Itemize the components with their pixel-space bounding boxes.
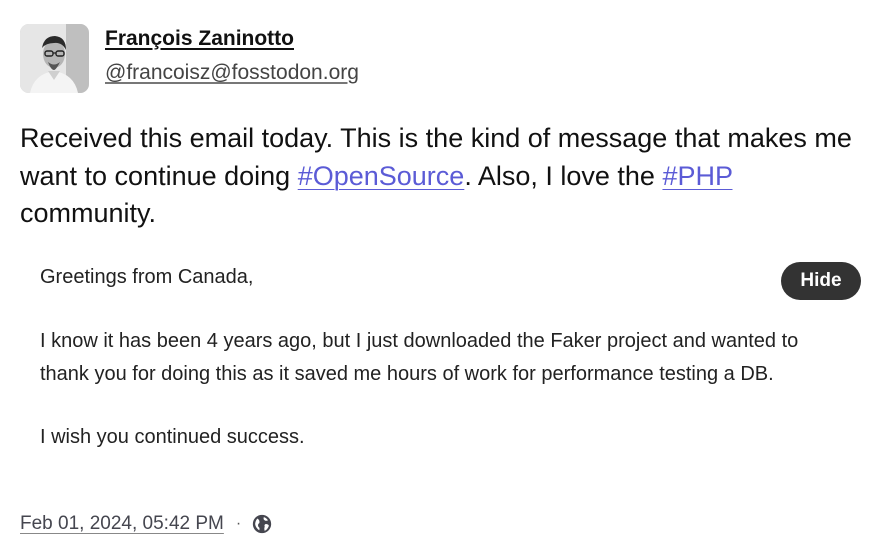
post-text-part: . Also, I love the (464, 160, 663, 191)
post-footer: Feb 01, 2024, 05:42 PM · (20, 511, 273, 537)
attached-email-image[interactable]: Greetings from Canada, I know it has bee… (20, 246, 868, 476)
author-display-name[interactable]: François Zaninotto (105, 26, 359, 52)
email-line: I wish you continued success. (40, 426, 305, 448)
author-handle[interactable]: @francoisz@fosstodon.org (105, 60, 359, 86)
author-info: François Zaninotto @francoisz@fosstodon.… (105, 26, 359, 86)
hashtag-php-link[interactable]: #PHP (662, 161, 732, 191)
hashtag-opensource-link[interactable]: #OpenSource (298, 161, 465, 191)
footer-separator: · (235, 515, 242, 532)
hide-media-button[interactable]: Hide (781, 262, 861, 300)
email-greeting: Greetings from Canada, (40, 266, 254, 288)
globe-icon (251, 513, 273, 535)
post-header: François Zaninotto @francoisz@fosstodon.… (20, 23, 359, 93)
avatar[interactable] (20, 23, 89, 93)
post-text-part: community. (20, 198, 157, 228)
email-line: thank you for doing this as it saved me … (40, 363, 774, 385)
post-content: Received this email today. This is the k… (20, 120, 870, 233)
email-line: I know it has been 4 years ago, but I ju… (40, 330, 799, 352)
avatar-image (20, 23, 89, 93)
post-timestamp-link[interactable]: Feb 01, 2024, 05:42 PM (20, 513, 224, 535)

□ □ □ □

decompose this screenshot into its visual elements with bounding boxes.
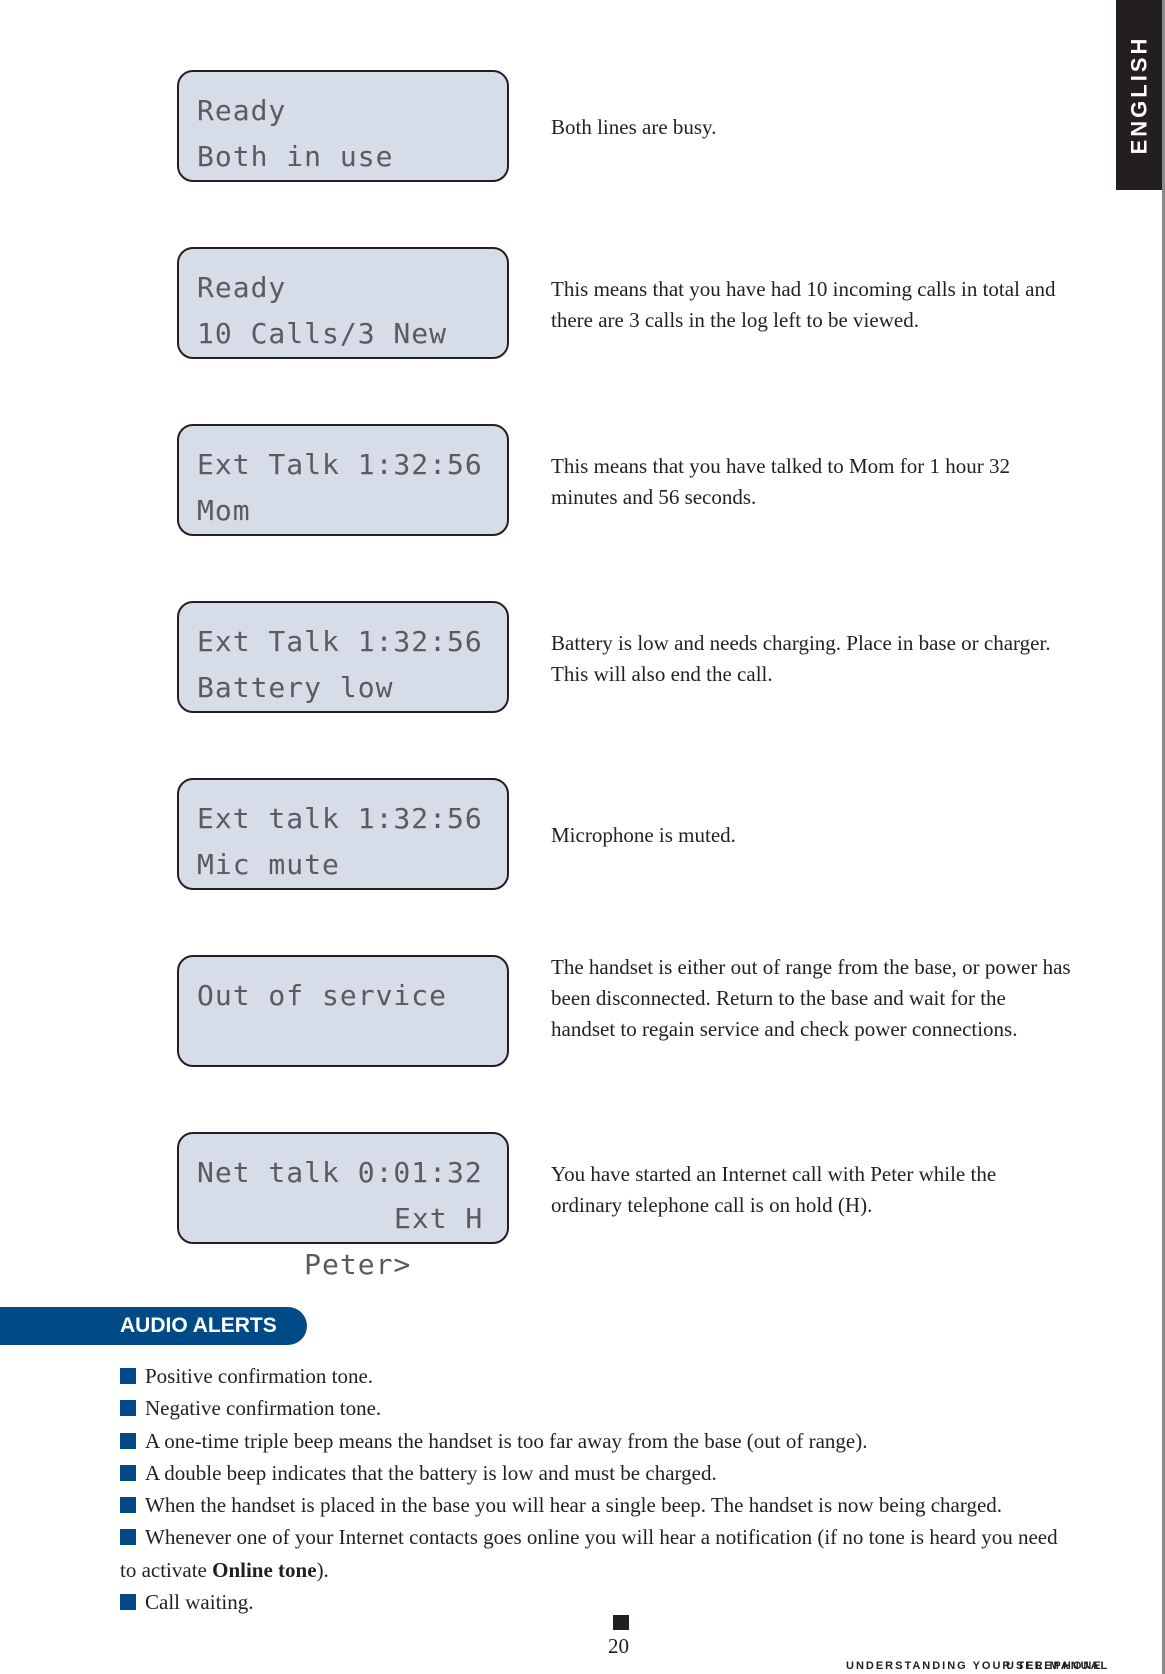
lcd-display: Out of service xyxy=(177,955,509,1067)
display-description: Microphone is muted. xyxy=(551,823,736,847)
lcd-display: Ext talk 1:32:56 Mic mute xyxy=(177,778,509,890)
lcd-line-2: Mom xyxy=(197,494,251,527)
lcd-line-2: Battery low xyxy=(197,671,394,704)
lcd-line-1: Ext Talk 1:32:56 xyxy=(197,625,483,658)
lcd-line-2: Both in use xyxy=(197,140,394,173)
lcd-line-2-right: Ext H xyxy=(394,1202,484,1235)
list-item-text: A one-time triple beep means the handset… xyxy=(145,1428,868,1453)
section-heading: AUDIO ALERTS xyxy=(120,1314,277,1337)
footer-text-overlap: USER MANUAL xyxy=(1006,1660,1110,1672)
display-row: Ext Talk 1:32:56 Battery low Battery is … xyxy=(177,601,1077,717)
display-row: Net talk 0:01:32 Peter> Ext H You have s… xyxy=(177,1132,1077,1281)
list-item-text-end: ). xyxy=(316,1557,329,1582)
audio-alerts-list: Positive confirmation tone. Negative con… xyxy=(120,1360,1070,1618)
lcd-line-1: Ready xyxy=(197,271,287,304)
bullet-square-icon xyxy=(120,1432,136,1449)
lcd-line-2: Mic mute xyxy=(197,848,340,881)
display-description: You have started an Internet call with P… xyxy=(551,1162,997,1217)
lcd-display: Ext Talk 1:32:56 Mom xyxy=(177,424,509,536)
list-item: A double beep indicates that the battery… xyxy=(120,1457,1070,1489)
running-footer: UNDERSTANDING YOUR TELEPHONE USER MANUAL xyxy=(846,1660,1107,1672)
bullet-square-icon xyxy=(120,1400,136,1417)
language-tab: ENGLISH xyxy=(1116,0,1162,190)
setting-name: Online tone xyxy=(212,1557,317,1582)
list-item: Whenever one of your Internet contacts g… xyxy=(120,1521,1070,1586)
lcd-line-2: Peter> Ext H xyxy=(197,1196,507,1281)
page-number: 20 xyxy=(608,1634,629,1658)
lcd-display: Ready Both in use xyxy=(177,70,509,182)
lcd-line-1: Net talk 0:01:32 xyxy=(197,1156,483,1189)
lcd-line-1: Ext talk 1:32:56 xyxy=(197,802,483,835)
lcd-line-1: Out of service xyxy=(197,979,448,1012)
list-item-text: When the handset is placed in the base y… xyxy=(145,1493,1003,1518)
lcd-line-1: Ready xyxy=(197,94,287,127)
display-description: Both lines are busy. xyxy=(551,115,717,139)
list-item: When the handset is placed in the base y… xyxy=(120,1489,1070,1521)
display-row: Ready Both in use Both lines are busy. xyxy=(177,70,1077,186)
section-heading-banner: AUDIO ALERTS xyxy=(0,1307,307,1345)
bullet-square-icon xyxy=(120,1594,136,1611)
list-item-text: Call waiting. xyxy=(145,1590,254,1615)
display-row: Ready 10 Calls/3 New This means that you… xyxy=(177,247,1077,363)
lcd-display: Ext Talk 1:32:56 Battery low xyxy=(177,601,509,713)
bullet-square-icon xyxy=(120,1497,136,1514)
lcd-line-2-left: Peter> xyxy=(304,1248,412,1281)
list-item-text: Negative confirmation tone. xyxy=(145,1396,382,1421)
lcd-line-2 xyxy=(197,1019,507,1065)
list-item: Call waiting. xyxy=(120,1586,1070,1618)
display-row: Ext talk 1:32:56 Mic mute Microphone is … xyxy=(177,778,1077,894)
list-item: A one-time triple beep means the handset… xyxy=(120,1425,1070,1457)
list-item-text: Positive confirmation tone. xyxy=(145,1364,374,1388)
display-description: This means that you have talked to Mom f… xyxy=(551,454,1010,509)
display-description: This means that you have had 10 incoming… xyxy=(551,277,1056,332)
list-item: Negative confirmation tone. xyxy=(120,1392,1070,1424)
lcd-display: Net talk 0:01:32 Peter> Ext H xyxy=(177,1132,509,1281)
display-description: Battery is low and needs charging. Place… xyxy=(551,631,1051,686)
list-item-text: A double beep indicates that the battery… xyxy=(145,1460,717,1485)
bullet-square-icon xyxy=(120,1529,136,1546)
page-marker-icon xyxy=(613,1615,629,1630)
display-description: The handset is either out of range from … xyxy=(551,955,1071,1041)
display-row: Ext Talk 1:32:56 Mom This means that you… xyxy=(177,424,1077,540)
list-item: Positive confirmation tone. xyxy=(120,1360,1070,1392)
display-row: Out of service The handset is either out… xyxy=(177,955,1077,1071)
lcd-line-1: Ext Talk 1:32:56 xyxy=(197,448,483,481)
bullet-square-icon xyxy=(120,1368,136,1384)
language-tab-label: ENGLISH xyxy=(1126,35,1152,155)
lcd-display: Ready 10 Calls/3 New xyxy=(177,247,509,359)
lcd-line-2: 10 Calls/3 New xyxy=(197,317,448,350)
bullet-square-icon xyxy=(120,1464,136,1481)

□ □ □ □

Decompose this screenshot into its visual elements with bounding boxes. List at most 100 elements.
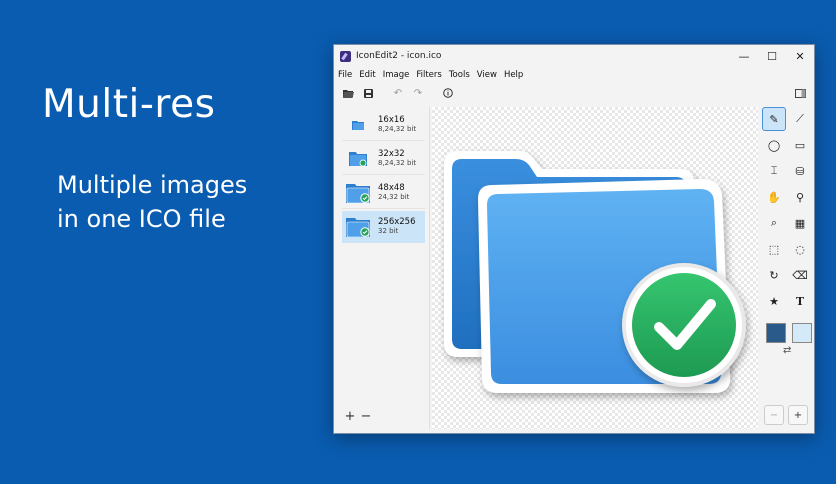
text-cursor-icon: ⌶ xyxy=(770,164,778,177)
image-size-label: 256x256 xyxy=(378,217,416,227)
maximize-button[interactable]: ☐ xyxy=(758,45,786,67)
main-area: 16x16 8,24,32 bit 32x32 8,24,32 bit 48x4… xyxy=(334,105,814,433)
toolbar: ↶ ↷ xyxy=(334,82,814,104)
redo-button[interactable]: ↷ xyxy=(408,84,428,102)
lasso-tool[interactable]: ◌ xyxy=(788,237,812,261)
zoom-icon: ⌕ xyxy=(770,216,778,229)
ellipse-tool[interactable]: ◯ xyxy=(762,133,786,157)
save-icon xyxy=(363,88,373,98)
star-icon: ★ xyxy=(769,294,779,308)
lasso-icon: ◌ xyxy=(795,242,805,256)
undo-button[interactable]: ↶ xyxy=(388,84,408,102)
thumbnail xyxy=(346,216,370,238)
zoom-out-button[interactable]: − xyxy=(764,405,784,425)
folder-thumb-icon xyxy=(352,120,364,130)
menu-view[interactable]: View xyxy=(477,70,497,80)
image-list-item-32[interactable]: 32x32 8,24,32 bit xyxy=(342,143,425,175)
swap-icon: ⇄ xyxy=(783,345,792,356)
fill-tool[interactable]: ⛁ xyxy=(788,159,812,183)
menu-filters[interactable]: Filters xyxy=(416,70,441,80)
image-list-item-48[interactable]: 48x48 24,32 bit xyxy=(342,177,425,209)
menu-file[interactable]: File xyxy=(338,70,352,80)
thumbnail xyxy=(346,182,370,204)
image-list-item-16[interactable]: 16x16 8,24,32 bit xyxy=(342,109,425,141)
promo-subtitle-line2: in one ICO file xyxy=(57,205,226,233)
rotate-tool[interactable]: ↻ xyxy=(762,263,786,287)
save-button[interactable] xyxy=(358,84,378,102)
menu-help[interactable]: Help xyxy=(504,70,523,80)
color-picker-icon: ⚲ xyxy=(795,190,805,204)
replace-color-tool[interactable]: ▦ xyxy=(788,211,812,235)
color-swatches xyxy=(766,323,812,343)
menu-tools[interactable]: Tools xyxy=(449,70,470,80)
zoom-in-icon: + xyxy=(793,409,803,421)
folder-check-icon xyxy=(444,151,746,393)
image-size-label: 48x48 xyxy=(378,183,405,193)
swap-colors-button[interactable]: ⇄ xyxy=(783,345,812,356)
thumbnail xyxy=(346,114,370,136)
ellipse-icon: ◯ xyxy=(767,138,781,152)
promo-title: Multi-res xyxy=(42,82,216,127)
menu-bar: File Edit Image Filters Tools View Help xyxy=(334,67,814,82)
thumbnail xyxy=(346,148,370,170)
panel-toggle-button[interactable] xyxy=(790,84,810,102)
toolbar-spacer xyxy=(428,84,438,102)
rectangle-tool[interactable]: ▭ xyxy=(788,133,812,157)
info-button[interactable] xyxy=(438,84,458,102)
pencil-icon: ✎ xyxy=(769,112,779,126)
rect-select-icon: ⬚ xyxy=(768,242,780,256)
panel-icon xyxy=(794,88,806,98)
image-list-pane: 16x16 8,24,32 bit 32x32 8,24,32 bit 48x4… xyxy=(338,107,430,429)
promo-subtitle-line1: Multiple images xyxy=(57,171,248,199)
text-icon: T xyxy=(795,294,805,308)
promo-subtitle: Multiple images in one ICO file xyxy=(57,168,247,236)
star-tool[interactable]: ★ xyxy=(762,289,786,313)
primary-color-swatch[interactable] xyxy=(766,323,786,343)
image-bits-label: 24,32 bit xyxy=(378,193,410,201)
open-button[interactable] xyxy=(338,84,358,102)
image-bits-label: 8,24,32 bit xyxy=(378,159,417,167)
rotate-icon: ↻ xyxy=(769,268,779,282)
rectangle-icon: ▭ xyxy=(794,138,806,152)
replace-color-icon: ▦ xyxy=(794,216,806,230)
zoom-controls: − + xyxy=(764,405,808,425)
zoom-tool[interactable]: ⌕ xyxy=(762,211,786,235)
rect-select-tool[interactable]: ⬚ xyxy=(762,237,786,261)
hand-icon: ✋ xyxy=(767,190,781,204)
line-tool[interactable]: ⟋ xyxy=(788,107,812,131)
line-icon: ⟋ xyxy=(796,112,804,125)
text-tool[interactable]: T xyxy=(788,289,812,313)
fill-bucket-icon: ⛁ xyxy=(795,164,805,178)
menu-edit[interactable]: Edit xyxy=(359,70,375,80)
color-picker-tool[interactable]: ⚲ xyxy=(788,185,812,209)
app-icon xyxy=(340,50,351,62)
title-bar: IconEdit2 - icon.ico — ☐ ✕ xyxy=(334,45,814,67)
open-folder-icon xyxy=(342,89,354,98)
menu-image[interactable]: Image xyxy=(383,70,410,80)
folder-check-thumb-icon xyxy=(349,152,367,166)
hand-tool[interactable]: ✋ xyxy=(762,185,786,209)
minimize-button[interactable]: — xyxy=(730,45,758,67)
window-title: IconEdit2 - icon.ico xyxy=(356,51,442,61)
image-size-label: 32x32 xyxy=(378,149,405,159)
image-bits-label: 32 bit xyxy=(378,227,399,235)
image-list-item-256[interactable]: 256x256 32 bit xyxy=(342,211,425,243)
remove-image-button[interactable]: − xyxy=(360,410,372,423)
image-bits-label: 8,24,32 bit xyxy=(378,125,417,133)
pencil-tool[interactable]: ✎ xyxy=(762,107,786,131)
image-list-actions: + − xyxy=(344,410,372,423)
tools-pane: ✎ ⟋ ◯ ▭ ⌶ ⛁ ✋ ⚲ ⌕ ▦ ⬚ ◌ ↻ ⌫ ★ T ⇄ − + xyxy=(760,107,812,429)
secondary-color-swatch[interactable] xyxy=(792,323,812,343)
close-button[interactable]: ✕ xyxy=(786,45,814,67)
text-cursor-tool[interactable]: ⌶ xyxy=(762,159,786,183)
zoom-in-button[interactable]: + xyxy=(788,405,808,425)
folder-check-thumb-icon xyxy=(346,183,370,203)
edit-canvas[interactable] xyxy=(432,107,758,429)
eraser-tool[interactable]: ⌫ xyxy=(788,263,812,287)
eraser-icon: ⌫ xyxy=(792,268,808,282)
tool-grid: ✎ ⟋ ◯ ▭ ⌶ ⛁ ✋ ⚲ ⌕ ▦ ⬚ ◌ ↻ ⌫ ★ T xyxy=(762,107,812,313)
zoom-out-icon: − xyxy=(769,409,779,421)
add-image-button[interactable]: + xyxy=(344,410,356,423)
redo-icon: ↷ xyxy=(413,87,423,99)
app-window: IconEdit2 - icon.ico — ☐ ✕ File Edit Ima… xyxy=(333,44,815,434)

□ □ □ □

### What you will do
Quote the entries from the line with "text-cursor-icon: ⌶ xyxy=(770,164,778,177)" to the line with "redo-button[interactable]: ↷ xyxy=(408,84,428,102)", both included, without changing a character.

### Task output
text-cursor-icon: ⌶ xyxy=(770,164,778,177)
image-size-label: 256x256 xyxy=(378,217,416,227)
maximize-button[interactable]: ☐ xyxy=(758,45,786,67)
main-area: 16x16 8,24,32 bit 32x32 8,24,32 bit 48x4… xyxy=(334,105,814,433)
toolbar: ↶ ↷ xyxy=(334,82,814,104)
redo-button[interactable]: ↷ xyxy=(408,84,428,102)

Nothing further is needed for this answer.